### REQUIRED TASK
Copy every record below exactly as written, but leave out the pictures.

### RECORDS PROVIDED

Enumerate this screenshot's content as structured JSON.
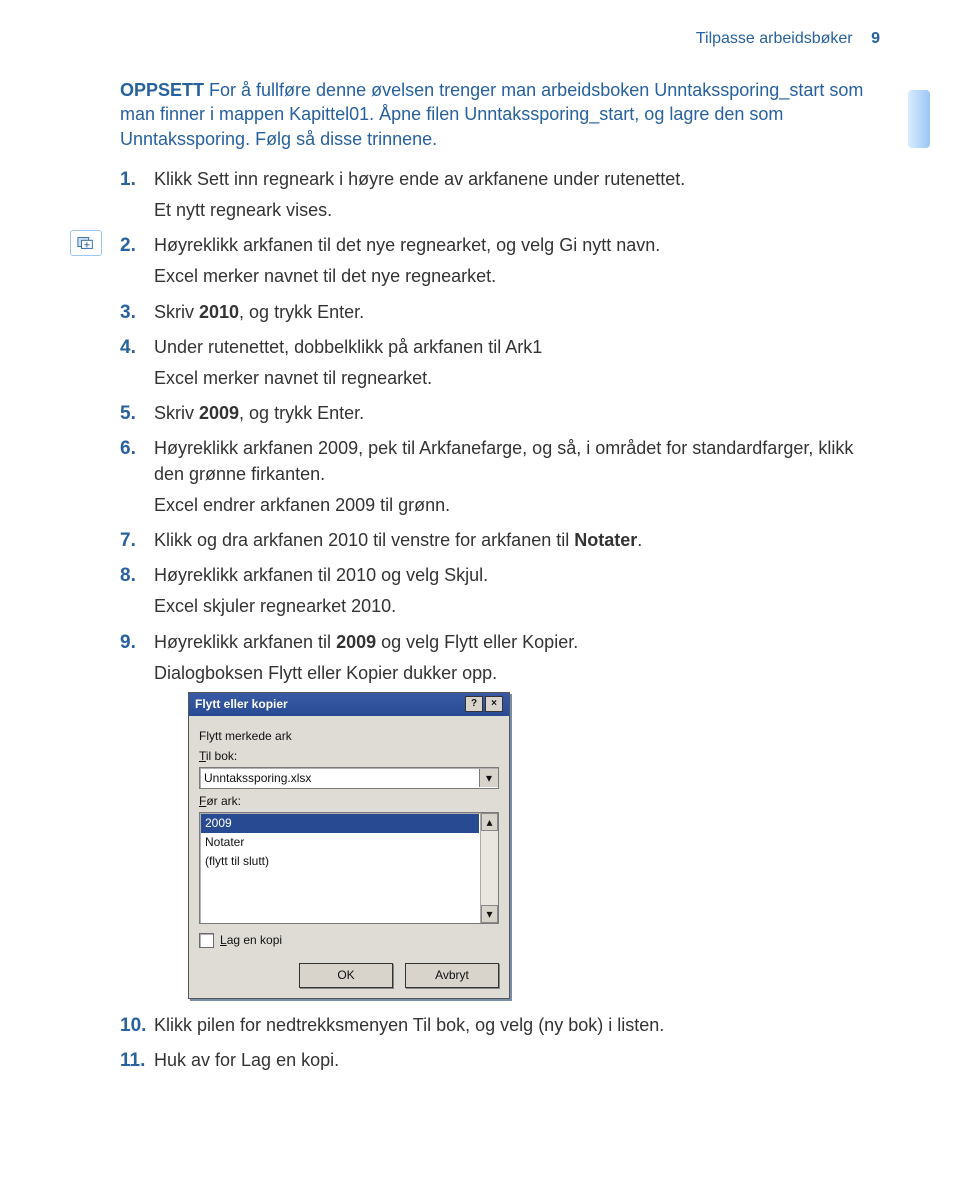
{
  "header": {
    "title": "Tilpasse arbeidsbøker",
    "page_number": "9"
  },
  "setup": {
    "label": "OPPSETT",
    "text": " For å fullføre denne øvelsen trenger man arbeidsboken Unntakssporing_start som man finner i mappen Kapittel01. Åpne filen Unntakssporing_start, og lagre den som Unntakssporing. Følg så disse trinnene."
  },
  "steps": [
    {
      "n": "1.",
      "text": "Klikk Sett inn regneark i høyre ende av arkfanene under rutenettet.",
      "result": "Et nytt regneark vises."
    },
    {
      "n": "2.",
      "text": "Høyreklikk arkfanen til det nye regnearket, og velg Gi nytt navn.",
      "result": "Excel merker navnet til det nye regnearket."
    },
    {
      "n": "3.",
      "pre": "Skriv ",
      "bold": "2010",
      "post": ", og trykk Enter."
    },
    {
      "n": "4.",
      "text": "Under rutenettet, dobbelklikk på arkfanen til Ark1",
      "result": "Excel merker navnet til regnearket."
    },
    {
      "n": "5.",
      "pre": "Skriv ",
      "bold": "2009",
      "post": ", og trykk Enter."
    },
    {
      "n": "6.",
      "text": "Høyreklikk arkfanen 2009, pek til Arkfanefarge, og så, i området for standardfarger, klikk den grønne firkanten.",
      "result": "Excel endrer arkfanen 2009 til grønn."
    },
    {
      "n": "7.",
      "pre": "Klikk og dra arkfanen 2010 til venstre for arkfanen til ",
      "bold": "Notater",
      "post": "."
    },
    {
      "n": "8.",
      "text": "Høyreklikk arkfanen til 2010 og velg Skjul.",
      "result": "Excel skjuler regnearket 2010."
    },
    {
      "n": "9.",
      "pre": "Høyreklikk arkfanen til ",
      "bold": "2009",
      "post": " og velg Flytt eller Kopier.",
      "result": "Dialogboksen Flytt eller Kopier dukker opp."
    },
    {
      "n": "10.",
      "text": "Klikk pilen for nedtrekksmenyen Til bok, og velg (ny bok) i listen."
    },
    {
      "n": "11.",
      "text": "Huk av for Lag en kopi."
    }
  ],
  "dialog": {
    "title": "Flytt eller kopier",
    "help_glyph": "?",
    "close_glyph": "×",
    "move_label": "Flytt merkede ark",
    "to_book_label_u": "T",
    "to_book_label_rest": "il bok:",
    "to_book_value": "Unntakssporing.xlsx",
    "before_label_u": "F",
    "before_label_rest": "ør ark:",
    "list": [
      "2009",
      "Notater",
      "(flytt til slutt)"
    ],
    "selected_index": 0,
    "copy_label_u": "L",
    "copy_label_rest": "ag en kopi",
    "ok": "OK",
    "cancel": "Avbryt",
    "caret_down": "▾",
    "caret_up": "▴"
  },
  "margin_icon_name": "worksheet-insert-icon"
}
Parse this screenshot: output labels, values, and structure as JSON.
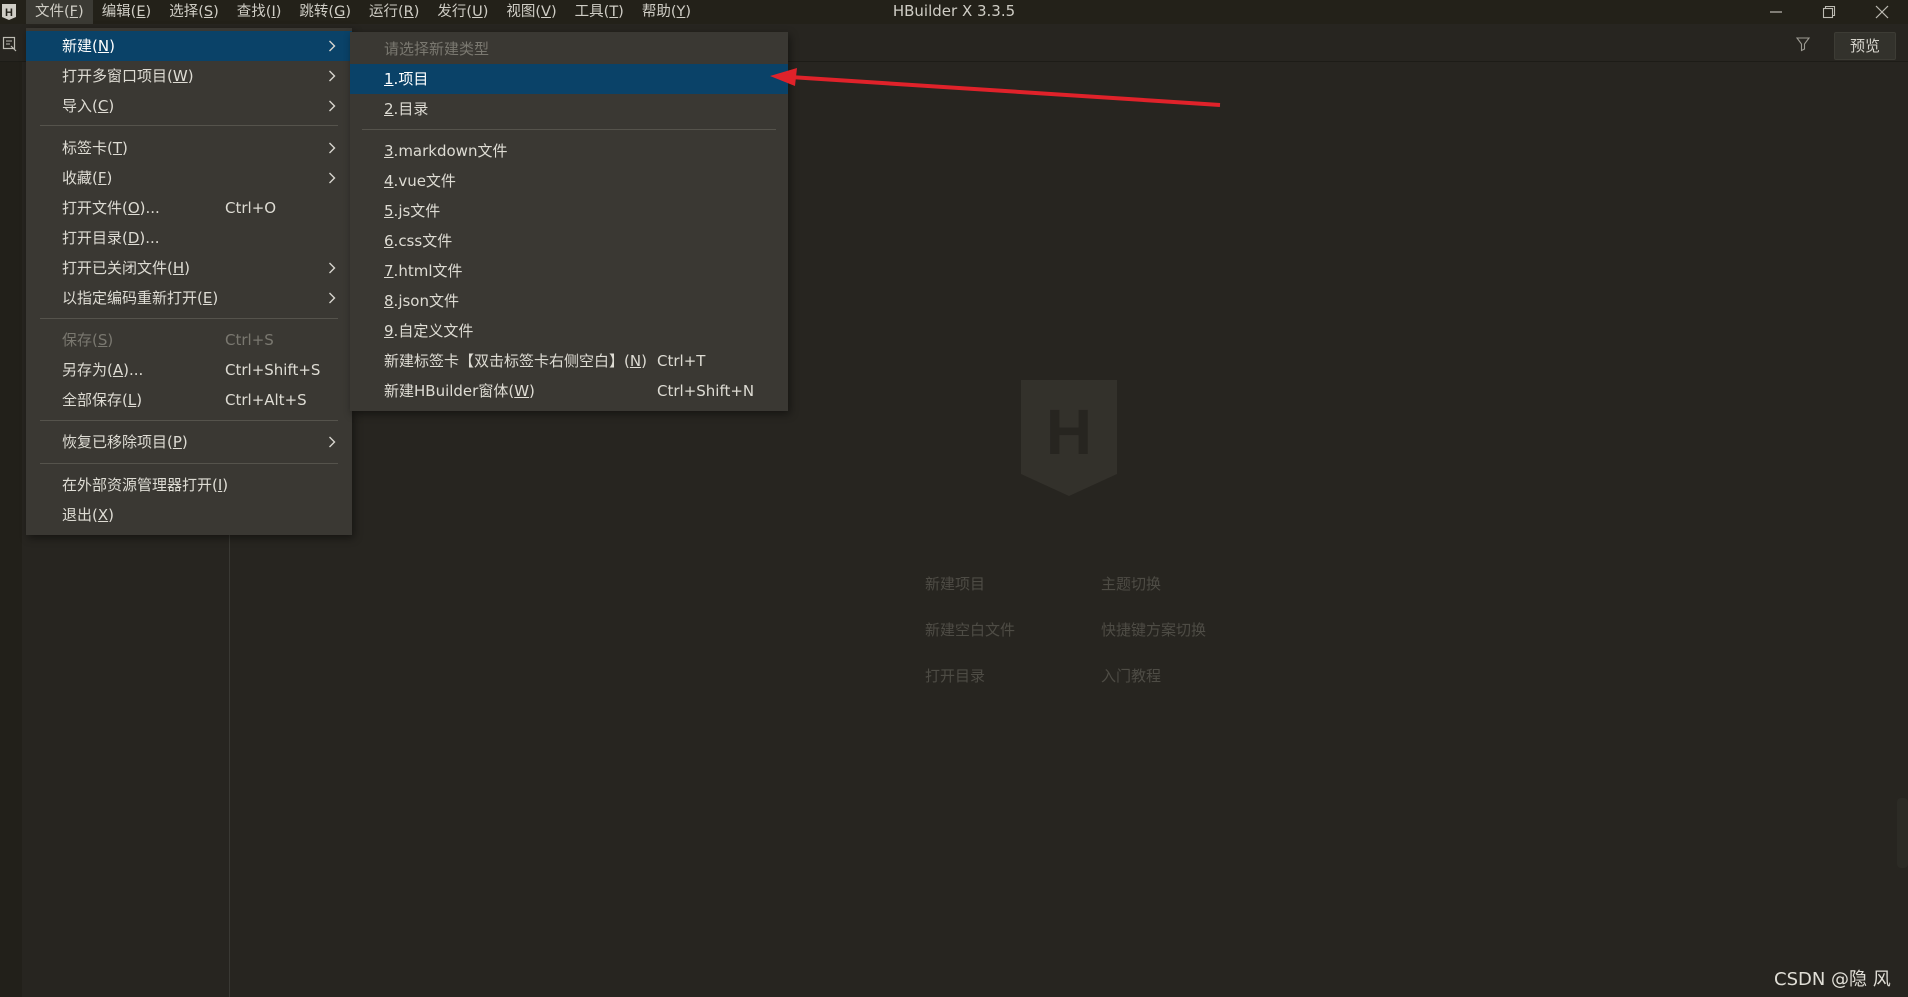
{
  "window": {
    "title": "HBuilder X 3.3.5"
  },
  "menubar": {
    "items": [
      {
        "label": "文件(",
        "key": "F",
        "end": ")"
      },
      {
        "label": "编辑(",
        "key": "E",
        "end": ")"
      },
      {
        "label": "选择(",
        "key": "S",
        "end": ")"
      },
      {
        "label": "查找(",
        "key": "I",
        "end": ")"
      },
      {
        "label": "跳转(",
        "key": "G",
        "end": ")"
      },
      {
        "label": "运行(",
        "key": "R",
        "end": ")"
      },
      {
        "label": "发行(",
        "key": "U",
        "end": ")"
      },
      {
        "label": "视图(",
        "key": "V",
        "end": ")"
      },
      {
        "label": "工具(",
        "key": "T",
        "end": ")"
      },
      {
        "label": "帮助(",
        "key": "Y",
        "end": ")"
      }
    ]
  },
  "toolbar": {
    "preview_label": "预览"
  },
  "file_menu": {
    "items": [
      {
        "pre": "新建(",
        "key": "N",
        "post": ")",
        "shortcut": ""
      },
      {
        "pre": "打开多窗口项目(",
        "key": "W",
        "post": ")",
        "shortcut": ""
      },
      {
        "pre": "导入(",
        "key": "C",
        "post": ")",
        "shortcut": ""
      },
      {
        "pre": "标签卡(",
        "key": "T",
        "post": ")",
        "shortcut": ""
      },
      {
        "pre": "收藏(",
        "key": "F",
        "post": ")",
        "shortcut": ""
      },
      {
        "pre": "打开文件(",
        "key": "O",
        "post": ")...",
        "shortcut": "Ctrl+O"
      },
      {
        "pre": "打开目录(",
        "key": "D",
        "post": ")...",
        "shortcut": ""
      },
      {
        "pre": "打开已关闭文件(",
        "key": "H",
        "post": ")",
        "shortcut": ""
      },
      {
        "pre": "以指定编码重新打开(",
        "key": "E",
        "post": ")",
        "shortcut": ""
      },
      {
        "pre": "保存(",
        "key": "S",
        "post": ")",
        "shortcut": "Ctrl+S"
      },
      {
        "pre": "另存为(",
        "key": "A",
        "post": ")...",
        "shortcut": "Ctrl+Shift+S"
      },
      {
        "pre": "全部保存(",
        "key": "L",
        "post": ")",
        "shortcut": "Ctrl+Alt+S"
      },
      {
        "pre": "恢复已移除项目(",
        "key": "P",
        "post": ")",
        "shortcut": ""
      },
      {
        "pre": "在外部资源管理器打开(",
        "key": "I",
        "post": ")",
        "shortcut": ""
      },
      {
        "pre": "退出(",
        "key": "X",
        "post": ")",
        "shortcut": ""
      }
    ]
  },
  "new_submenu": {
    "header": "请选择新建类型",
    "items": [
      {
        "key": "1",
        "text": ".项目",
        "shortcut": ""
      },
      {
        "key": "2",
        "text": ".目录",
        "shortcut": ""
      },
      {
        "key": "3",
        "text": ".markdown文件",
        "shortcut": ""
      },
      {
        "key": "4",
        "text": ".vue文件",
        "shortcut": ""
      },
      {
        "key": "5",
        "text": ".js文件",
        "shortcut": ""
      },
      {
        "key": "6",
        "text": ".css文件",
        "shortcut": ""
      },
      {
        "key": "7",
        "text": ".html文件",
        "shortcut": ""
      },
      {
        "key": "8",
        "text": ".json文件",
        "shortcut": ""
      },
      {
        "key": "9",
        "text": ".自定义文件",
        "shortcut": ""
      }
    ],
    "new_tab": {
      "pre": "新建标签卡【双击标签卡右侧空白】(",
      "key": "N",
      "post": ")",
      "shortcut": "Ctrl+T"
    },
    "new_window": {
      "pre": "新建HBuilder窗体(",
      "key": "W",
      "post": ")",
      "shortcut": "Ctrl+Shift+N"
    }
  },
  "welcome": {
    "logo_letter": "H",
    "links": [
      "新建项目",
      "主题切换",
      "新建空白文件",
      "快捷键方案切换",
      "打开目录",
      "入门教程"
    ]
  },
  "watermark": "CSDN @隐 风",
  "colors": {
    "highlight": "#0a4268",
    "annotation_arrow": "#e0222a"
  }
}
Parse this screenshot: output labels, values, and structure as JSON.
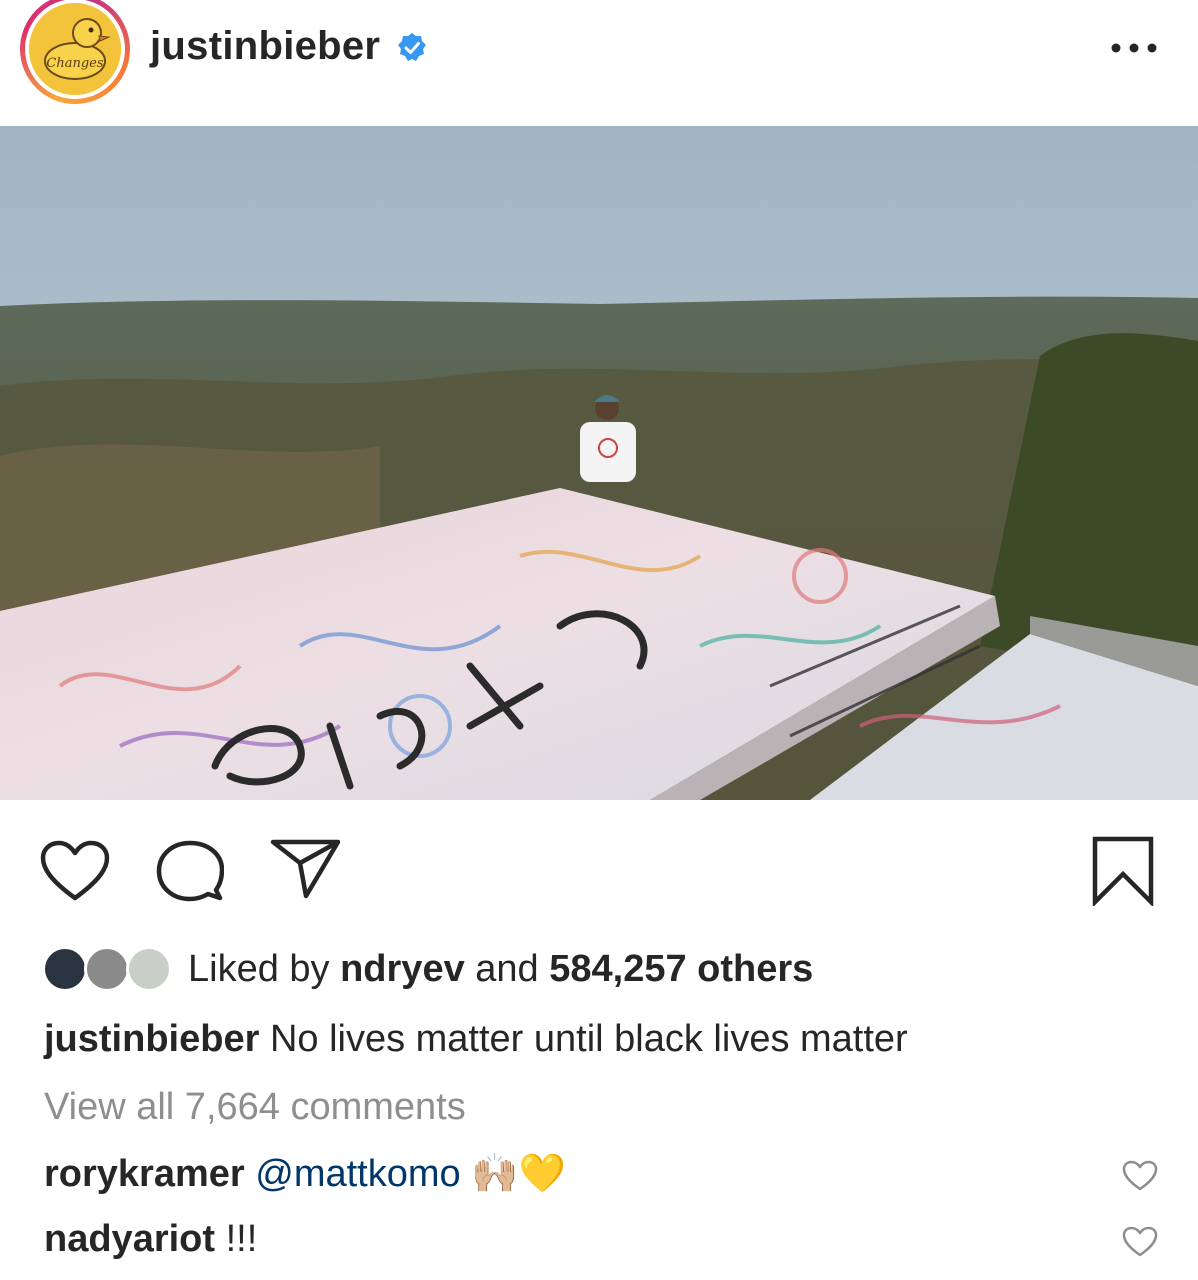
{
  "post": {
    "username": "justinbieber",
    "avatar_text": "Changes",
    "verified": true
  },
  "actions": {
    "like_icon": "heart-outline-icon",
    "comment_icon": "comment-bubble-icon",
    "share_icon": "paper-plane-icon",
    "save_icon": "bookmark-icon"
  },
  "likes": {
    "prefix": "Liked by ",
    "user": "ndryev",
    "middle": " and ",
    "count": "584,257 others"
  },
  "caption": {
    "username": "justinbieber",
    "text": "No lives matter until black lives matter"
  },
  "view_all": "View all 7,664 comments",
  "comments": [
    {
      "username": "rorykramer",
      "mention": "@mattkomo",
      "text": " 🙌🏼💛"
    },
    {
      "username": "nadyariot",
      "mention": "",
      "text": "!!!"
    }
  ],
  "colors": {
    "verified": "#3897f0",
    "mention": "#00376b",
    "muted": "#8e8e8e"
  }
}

### REPLY TO THE TASK
Enumerate this screenshot's content as structured JSON.
{
  "header": {
    "title": "Tilpasse arbeidsbøker",
    "page_number": "9"
  },
  "setup": {
    "label": "OPPSETT",
    "text": " For å fullføre denne øvelsen trenger man arbeidsboken Unntakssporing_start som man finner i mappen Kapittel01. Åpne filen Unntakssporing_start, og lagre den som Unntakssporing. Følg så disse trinnene."
  },
  "steps": [
    {
      "n": "1.",
      "text": "Klikk Sett inn regneark i høyre ende av arkfanene under rutenettet.",
      "result": "Et nytt regneark vises."
    },
    {
      "n": "2.",
      "text": "Høyreklikk arkfanen til det nye regnearket, og velg Gi nytt navn.",
      "result": "Excel merker navnet til det nye regnearket."
    },
    {
      "n": "3.",
      "pre": "Skriv ",
      "bold": "2010",
      "post": ", og trykk Enter."
    },
    {
      "n": "4.",
      "text": "Under rutenettet, dobbelklikk på arkfanen til Ark1",
      "result": "Excel merker navnet til regnearket."
    },
    {
      "n": "5.",
      "pre": "Skriv ",
      "bold": "2009",
      "post": ", og trykk Enter."
    },
    {
      "n": "6.",
      "text": "Høyreklikk arkfanen 2009, pek til Arkfanefarge, og så, i området for standardfarger, klikk den grønne firkanten.",
      "result": "Excel endrer arkfanen 2009 til grønn."
    },
    {
      "n": "7.",
      "pre": "Klikk og dra arkfanen 2010 til venstre for arkfanen til ",
      "bold": "Notater",
      "post": "."
    },
    {
      "n": "8.",
      "text": "Høyreklikk arkfanen til 2010 og velg Skjul.",
      "result": "Excel skjuler regnearket 2010."
    },
    {
      "n": "9.",
      "pre": "Høyreklikk arkfanen til ",
      "bold": "2009",
      "post": " og velg Flytt eller Kopier.",
      "result": "Dialogboksen Flytt eller Kopier dukker opp."
    },
    {
      "n": "10.",
      "text": "Klikk pilen for nedtrekksmenyen Til bok, og velg (ny bok) i listen."
    },
    {
      "n": "11.",
      "text": "Huk av for Lag en kopi."
    }
  ],
  "dialog": {
    "title": "Flytt eller kopier",
    "help_glyph": "?",
    "close_glyph": "×",
    "move_label": "Flytt merkede ark",
    "to_book_label_u": "T",
    "to_book_label_rest": "il bok:",
    "to_book_value": "Unntakssporing.xlsx",
    "before_label_u": "F",
    "before_label_rest": "ør ark:",
    "list": [
      "2009",
      "Notater",
      "(flytt til slutt)"
    ],
    "selected_index": 0,
    "copy_label_u": "L",
    "copy_label_rest": "ag en kopi",
    "ok": "OK",
    "cancel": "Avbryt",
    "caret_down": "▾",
    "caret_up": "▴"
  },
  "margin_icon_name": "worksheet-insert-icon"
}
Parse this screenshot: output labels, values, and structure as JSON.
{
  "window": {
    "title": "HBuilder X 3.3.5"
  },
  "menubar": {
    "items": [
      {
        "label": "文件(",
        "key": "F",
        "end": ")"
      },
      {
        "label": "编辑(",
        "key": "E",
        "end": ")"
      },
      {
        "label": "选择(",
        "key": "S",
        "end": ")"
      },
      {
        "label": "查找(",
        "key": "I",
        "end": ")"
      },
      {
        "label": "跳转(",
        "key": "G",
        "end": ")"
      },
      {
        "label": "运行(",
        "key": "R",
        "end": ")"
      },
      {
        "label": "发行(",
        "key": "U",
        "end": ")"
      },
      {
        "label": "视图(",
        "key": "V",
        "end": ")"
      },
      {
        "label": "工具(",
        "key": "T",
        "end": ")"
      },
      {
        "label": "帮助(",
        "key": "Y",
        "end": ")"
      }
    ]
  },
  "toolbar": {
    "preview_label": "预览"
  },
  "file_menu": {
    "items": [
      {
        "pre": "新建(",
        "key": "N",
        "post": ")",
        "shortcut": ""
      },
      {
        "pre": "打开多窗口项目(",
        "key": "W",
        "post": ")",
        "shortcut": ""
      },
      {
        "pre": "导入(",
        "key": "C",
        "post": ")",
        "shortcut": ""
      },
      {
        "pre": "标签卡(",
        "key": "T",
        "post": ")",
        "shortcut": ""
      },
      {
        "pre": "收藏(",
        "key": "F",
        "post": ")",
        "shortcut": ""
      },
      {
        "pre": "打开文件(",
        "key": "O",
        "post": ")...",
        "shortcut": "Ctrl+O"
      },
      {
        "pre": "打开目录(",
        "key": "D",
        "post": ")...",
        "shortcut": ""
      },
      {
        "pre": "打开已关闭文件(",
        "key": "H",
        "post": ")",
        "shortcut": ""
      },
      {
        "pre": "以指定编码重新打开(",
        "key": "E",
        "post": ")",
        "shortcut": ""
      },
      {
        "pre": "保存(",
        "key": "S",
        "post": ")",
        "shortcut": "Ctrl+S"
      },
      {
        "pre": "另存为(",
        "key": "A",
        "post": ")...",
        "shortcut": "Ctrl+Shift+S"
      },
      {
        "pre": "全部保存(",
        "key": "L",
        "post": ")",
        "shortcut": "Ctrl+Alt+S"
      },
      {
        "pre": "恢复已移除项目(",
        "key": "P",
        "post": ")",
        "shortcut": ""
      },
      {
        "pre": "在外部资源管理器打开(",
        "key": "I",
        "post": ")",
        "shortcut": ""
      },
      {
        "pre": "退出(",
        "key": "X",
        "post": ")",
        "shortcut": ""
      }
    ]
  },
  "new_submenu": {
    "header": "请选择新建类型",
    "items": [
      {
        "key": "1",
        "text": ".项目",
        "shortcut": ""
      },
      {
        "key": "2",
        "text": ".目录",
        "shortcut": ""
      },
      {
        "key": "3",
        "text": ".markdown文件",
        "shortcut": ""
      },
      {
        "key": "4",
        "text": ".vue文件",
        "shortcut": ""
      },
      {
        "key": "5",
        "text": ".js文件",
        "shortcut": ""
      },
      {
        "key": "6",
        "text": ".css文件",
        "shortcut": ""
      },
      {
        "key": "7",
        "text": ".html文件",
        "shortcut": ""
      },
      {
        "key": "8",
        "text": ".json文件",
        "shortcut": ""
      },
      {
        "key": "9",
        "text": ".自定义文件",
        "shortcut": ""
      }
    ],
    "new_tab": {
      "pre": "新建标签卡【双击标签卡右侧空白】(",
      "key": "N",
      "post": ")",
      "shortcut": "Ctrl+T"
    },
    "new_window": {
      "pre": "新建HBuilder窗体(",
      "key": "W",
      "post": ")",
      "shortcut": "Ctrl+Shift+N"
    }
  },
  "welcome": {
    "logo_letter": "H",
    "links": [
      "新建项目",
      "主题切换",
      "新建空白文件",
      "快捷键方案切换",
      "打开目录",
      "入门教程"
    ]
  },
  "watermark": "CSDN @隐 风",
  "colors": {
    "highlight": "#0a4268",
    "annotation_arrow": "#e0222a"
  }
}
Parse this screenshot: output labels, values, and structure as JSON.
{
  "post": {
    "username": "justinbieber",
    "avatar_text": "Changes",
    "verified": true
  },
  "actions": {
    "like_icon": "heart-outline-icon",
    "comment_icon": "comment-bubble-icon",
    "share_icon": "paper-plane-icon",
    "save_icon": "bookmark-icon"
  },
  "likes": {
    "prefix": "Liked by ",
    "user": "ndryev",
    "middle": " and ",
    "count": "584,257 others"
  },
  "caption": {
    "username": "justinbieber",
    "text": "No lives matter until black lives matter"
  },
  "view_all": "View all 7,664 comments",
  "comments": [
    {
      "username": "rorykramer",
      "mention": "@mattkomo",
      "text": " 🙌🏼💛"
    },
    {
      "username": "nadyariot",
      "mention": "",
      "text": "!!!"
    }
  ],
  "colors": {
    "verified": "#3897f0",
    "mention": "#00376b",
    "muted": "#8e8e8e"
  }
}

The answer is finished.